* _Work to do_
Omit the pictures and return every entry exactly as written.

::: Raw data

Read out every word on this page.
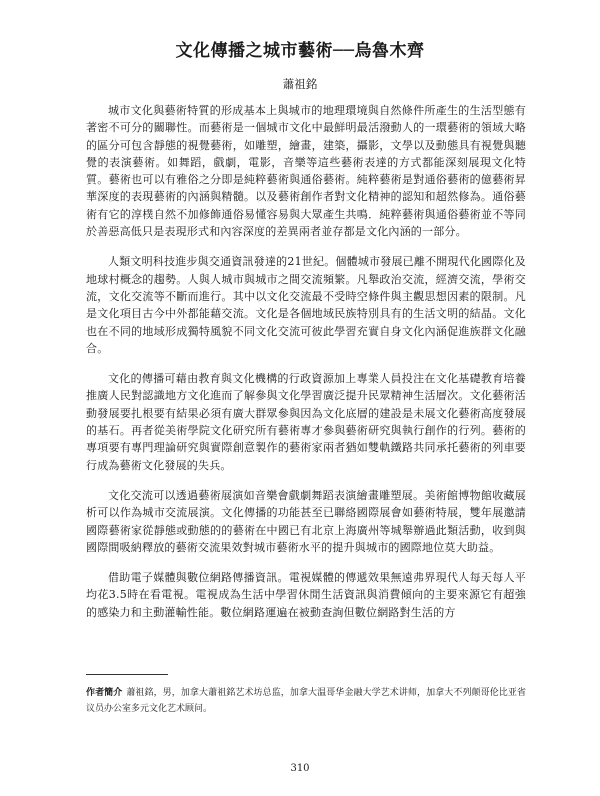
文化傳播之城市藝術──烏魯木齊
蕭祖銘

城市文化與藝術特質的形成基本上與城市的地理環境與自然條件所產生的生活型態有著密不可分的關聯性。而藝術是一個城市文化中最鮮明最活潑動人的一環藝術的領域大略的區分可包含靜態的視覺藝術，如雕塑，繪畫，建築，攝影，文學以及動態具有視覺與聽覺的表演藝術。如舞蹈，戲劇，電影，音樂等這些藝術表達的方式都能深刻展現文化特質。藝術也可以有雅俗之分即是純粹藝術與通俗藝術。純粹藝術是對通俗藝術的億藝術昇華深度的表現藝術的內涵與精髓。以及藝術創作者對文化精神的認知和超然修為。通俗藝術有它的淳樸自然不加修飾通俗易懂容易與大眾產生共鳴．純粹藝術與通俗藝術並不等同於善惡高低只是表現形式和內容深度的差異兩者並存都是文化內涵的一部分。

人類文明科技進步與交通資訊發達的21世紀。個體城市發展已離不開現代化國際化及地球村概念的趨勢。人與人城市與城市之間交流頻繁。凡舉政治交流，經濟交流，學術交流，文化交流等不斷而進行。其中以文化交流最不受時空條件與主觀思想因素的限制。凡是文化項目古今中外都能藉交流。文化是各個地域民族特別具有的生活文明的結晶。文化也在不同的地域形成獨特風貌不同文化交流可彼此學習充實自身文化內涵促進族群文化融合。

文化的傳播可藉由教育與文化機構的行政資源加上專業人員投注在文化基礎教育培養推廣人民對認識地方文化進而了解參與文化學習廣泛提升民眾精神生活層次。文化藝術活動發展要扎根要有結果必須有廣大群眾參與因為文化底層的建設是未展文化藝術高度發展的基石。再者從美術學院文化研究所有藝術專才參與藝術研究與執行創作的行列。藝術的專項要有專門理論研究與實際創意製作的藝術家兩者猶如雙軌鐵路共同承托藝術的列車要行成為藝術文化發展的失兵。

文化交流可以透過藝術展演如音樂會戲劇舞蹈表演繪畫雕塑展。美術館博物館收藏展析可以作為城市交流展演。文化傳播的功能甚至已聯絡國際展會如藝術特展，雙年展邀請國際藝術家從靜態或動態的的藝術在中國已有北京上海廣州等城舉辦過此類活動，收到與國際間吸納釋放的藝術交流果效對城市藝術水平的提升與城市的國際地位莫大助益。

借助電子媒體與數位網路傳播資訊。電視媒體的傳遞效果無遠弗界現代人每天每人平均花3.5時在看電視。電視成為生活中學習休閒生活資訊與消費傾向的主要來源它有超強的感染力和主動灌輸性能。數位網路運遍在被動查詢但數位網路對生活的方

作者簡介 蕭祖銘，男，加拿大蕭祖銘艺术坊总监，加拿大温哥华金融大学艺术讲师，加拿大不列颠哥伦比亚省议员办公室多元文化艺术顾问。
310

::::::

* _The result_
Read out every word on this page.
文化傳播之城市藝術──烏魯木齊
蕭祖銘

城市文化與藝術特質的形成基本上與城市的地理環境與自然條件所產生的生活型態有著密不可分的關聯性。而藝術是一個城市文化中最鮮明最活潑動人的一環藝術的領域大略的區分可包含靜態的視覺藝術，如雕塑，繪畫，建築，攝影，文學以及動態具有視覺與聽覺的表演藝術。如舞蹈，戲劇，電影，音樂等這些藝術表達的方式都能深刻展現文化特質。藝術也可以有雅俗之分即是純粹藝術與通俗藝術。純粹藝術是對通俗藝術的億藝術昇華深度的表現藝術的內涵與精髓。以及藝術創作者對文化精神的認知和超然修為。通俗藝術有它的淳樸自然不加修飾通俗易懂容易與大眾產生共鳴．純粹藝術與通俗藝術並不等同於善惡高低只是表現形式和內容深度的差異兩者並存都是文化內涵的一部分。

人類文明科技進步與交通資訊發達的21世紀。個體城市發展已離不開現代化國際化及地球村概念的趨勢。人與人城市與城市之間交流頻繁。凡舉政治交流，經濟交流，學術交流，文化交流等不斷而進行。其中以文化交流最不受時空條件與主觀思想因素的限制。凡是文化項目古今中外都能藉交流。文化是各個地域民族特別具有的生活文明的結晶。文化也在不同的地域形成獨特風貌不同文化交流可彼此學習充實自身文化內涵促進族群文化融合。

文化的傳播可藉由教育與文化機構的行政資源加上專業人員投注在文化基礎教育培養推廣人民對認識地方文化進而了解參與文化學習廣泛提升民眾精神生活層次。文化藝術活動發展要扎根要有結果必須有廣大群眾參與因為文化底層的建設是未展文化藝術高度發展的基石。再者從美術學院文化研究所有藝術專才參與藝術研究與執行創作的行列。藝術的專項要有專門理論研究與實際創意製作的藝術家兩者猶如雙軌鐵路共同承托藝術的列車要行成為藝術文化發展的失兵。

文化交流可以透過藝術展演如音樂會戲劇舞蹈表演繪畫雕塑展。美術館博物館收藏展析可以作為城市交流展演。文化傳播的功能甚至已聯絡國際展會如藝術特展，雙年展邀請國際藝術家從靜態或動態的的藝術在中國已有北京上海廣州等城舉辦過此類活動，收到與國際間吸納釋放的藝術交流果效對城市藝術水平的提升與城市的國際地位莫大助益。

借助電子媒體與數位網路傳播資訊。電視媒體的傳遞效果無遠弗界現代人每天每人平均花3.5時在看電視。電視成為生活中學習休閒生活資訊與消費傾向的主要來源它有超強的感染力和主動灌輸性能。數位網路運遍在被動查詢但數位網路對生活的方

作者簡介 蕭祖銘，男，加拿大蕭祖銘艺术坊总监，加拿大温哥华金融大学艺术讲师，加拿大不列颠哥伦比亚省议员办公室多元文化艺术顾问。
310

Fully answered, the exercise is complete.